* [To do] Return a copy of every line in the records that includes the word "nDegree".

* [Data for the task]

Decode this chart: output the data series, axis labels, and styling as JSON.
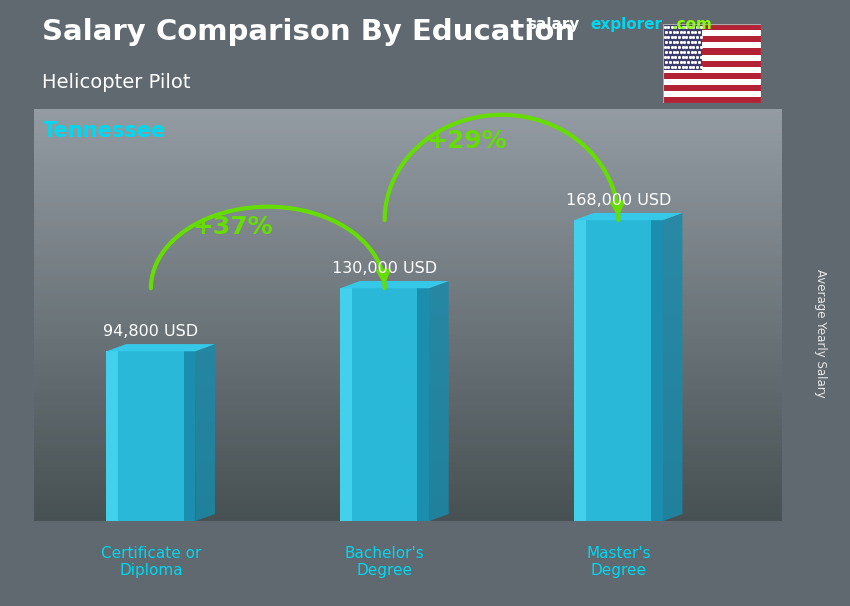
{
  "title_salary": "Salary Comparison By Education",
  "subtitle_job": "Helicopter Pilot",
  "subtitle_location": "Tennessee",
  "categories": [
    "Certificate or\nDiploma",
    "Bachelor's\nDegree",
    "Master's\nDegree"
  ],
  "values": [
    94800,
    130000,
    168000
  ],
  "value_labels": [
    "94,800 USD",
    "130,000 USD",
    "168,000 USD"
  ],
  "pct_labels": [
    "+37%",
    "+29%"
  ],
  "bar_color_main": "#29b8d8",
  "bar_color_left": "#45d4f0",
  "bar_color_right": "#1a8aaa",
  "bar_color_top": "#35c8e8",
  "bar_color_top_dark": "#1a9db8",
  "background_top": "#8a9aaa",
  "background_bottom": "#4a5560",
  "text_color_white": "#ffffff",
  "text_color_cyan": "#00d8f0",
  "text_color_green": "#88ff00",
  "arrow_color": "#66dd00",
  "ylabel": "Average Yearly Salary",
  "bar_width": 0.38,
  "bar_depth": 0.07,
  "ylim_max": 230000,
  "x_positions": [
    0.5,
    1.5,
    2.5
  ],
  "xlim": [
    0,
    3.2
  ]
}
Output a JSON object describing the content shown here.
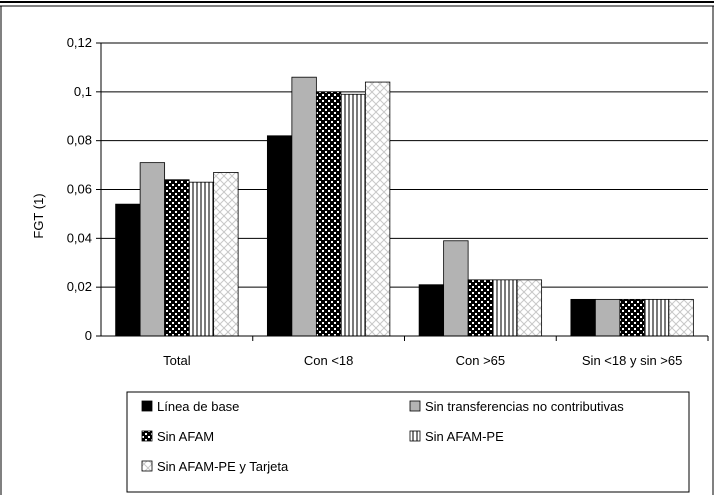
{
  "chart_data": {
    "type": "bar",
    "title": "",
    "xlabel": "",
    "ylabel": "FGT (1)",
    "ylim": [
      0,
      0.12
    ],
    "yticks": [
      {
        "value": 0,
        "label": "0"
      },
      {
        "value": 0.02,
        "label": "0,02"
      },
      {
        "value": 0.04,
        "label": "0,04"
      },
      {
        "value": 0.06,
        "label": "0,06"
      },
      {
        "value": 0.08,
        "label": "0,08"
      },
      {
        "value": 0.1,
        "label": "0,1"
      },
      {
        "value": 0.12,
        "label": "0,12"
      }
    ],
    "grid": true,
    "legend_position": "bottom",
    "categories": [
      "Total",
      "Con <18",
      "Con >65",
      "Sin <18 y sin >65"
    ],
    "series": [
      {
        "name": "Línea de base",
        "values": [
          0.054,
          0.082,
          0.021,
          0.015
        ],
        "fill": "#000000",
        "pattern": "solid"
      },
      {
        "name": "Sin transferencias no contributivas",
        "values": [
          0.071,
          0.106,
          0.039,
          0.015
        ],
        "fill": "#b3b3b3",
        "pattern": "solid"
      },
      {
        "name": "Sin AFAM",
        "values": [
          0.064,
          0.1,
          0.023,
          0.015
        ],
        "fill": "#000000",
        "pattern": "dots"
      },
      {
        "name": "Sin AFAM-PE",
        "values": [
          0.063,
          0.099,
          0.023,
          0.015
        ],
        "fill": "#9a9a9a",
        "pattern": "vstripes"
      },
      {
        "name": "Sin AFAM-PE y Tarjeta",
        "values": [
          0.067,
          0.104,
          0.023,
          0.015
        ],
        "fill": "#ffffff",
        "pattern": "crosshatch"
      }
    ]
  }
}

* [Solution to the exercise]
    "Bachelor's\nDegree",
    "Master's\nDegree"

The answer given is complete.